Rows from a dataset
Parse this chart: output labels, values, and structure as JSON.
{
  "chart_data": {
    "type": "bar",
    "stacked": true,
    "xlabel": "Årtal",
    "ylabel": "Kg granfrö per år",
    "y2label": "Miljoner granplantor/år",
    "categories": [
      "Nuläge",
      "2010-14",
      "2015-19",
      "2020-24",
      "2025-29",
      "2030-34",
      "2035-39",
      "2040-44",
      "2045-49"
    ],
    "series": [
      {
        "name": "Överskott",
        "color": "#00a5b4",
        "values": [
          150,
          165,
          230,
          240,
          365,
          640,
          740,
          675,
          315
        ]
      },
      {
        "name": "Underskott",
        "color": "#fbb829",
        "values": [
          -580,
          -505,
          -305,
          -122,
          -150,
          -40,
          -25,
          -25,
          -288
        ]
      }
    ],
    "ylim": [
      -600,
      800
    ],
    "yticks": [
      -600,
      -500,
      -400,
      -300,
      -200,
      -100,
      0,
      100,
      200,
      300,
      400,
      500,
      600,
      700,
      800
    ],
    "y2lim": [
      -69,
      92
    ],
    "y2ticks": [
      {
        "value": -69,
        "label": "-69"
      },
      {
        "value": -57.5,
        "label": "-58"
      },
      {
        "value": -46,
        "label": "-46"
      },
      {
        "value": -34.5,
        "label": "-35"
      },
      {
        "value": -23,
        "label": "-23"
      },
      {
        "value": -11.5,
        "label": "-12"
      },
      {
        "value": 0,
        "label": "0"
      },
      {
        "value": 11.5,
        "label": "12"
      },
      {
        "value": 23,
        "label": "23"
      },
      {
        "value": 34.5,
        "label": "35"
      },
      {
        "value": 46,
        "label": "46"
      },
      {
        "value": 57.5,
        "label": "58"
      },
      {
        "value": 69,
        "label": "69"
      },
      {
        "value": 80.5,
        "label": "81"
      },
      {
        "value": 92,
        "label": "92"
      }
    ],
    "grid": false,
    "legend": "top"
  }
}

Aim> Reproduce all the records precisely.

Written answer>
Parse this chart: output labels, values, and structure as JSON.
{
  "chart_data": {
    "type": "bar",
    "stacked": true,
    "xlabel": "Årtal",
    "ylabel": "Kg granfrö per år",
    "y2label": "Miljoner granplantor/år",
    "categories": [
      "Nuläge",
      "2010-14",
      "2015-19",
      "2020-24",
      "2025-29",
      "2030-34",
      "2035-39",
      "2040-44",
      "2045-49"
    ],
    "series": [
      {
        "name": "Överskott",
        "color": "#00a5b4",
        "values": [
          150,
          165,
          230,
          240,
          365,
          640,
          740,
          675,
          315
        ]
      },
      {
        "name": "Underskott",
        "color": "#fbb829",
        "values": [
          -580,
          -505,
          -305,
          -122,
          -150,
          -40,
          -25,
          -25,
          -288
        ]
      }
    ],
    "ylim": [
      -600,
      800
    ],
    "yticks": [
      -600,
      -500,
      -400,
      -300,
      -200,
      -100,
      0,
      100,
      200,
      300,
      400,
      500,
      600,
      700,
      800
    ],
    "y2lim": [
      -69,
      92
    ],
    "y2ticks": [
      {
        "value": -69,
        "label": "-69"
      },
      {
        "value": -57.5,
        "label": "-58"
      },
      {
        "value": -46,
        "label": "-46"
      },
      {
        "value": -34.5,
        "label": "-35"
      },
      {
        "value": -23,
        "label": "-23"
      },
      {
        "value": -11.5,
        "label": "-12"
      },
      {
        "value": 0,
        "label": "0"
      },
      {
        "value": 11.5,
        "label": "12"
      },
      {
        "value": 23,
        "label": "23"
      },
      {
        "value": 34.5,
        "label": "35"
      },
      {
        "value": 46,
        "label": "46"
      },
      {
        "value": 57.5,
        "label": "58"
      },
      {
        "value": 69,
        "label": "69"
      },
      {
        "value": 80.5,
        "label": "81"
      },
      {
        "value": 92,
        "label": "92"
      }
    ],
    "grid": false,
    "legend": "top"
  }
}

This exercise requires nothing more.